> [Task prompt] Every line of the material below should be repeated exactly.

— START —

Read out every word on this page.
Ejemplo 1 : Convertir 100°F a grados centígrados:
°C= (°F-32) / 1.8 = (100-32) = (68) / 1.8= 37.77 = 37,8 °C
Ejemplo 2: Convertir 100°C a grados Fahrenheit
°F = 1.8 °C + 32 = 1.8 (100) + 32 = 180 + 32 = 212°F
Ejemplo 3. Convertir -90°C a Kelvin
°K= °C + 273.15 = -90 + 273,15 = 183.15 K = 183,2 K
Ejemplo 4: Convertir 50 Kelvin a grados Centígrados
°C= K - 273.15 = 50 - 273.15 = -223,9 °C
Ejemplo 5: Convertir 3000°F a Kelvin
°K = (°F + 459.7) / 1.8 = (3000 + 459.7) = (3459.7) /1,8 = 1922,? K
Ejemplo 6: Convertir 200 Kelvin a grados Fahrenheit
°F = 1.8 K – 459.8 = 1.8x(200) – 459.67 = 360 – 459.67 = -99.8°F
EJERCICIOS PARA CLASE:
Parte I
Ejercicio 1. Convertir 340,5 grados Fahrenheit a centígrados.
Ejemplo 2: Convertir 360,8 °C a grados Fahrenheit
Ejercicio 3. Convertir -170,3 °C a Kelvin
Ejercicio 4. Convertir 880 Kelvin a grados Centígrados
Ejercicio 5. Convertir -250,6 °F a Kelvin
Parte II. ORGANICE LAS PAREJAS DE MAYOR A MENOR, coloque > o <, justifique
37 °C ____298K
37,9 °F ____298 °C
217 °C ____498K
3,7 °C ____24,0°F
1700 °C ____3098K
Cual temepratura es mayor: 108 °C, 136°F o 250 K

— END —

> [Task response]
Read out every word on this page.
Ejemplo 1 : Convertir 100°F a grados centígrados:
°C= (°F-32) / 1.8 = (100-32) = (68) / 1.8= 37.77 = 37,8 °C
Ejemplo 2: Convertir 100°C a grados Fahrenheit
°F = 1.8 °C + 32 = 1.8 (100) + 32 = 180 + 32 = 212°F
Ejemplo 3. Convertir -90°C a Kelvin
°K= °C + 273.15 = -90 + 273,15 = 183.15 K = 183,2 K
Ejemplo 4: Convertir 50 Kelvin a grados Centígrados
°C= K - 273.15 = 50 - 273.15 = -223,9 °C
Ejemplo 5: Convertir 3000°F a Kelvin
°K = (°F + 459.7) / 1.8 = (3000 + 459.7) = (3459.7) /1,8 = 1922,? K
Ejemplo 6: Convertir 200 Kelvin a grados Fahrenheit
°F = 1.8 K – 459.8 = 1.8x(200) – 459.67 = 360 – 459.67 = -99.8°F
EJERCICIOS PARA CLASE:
Parte I
Ejercicio 1. Convertir 340,5 grados Fahrenheit a centígrados.
Ejemplo 2: Convertir 360,8 °C a grados Fahrenheit
Ejercicio 3. Convertir -170,3 °C a Kelvin
Ejercicio 4. Convertir 880 Kelvin a grados Centígrados
Ejercicio 5. Convertir -250,6 °F a Kelvin
Parte II. ORGANICE LAS PAREJAS DE MAYOR A MENOR, coloque > o <, justifique
37 °C ____298K
37,9 °F ____298 °C
217 °C ____498K
3,7 °C ____24,0°F
1700 °C ____3098K
Cual temepratura es mayor: 108 °C, 136°F o 250 K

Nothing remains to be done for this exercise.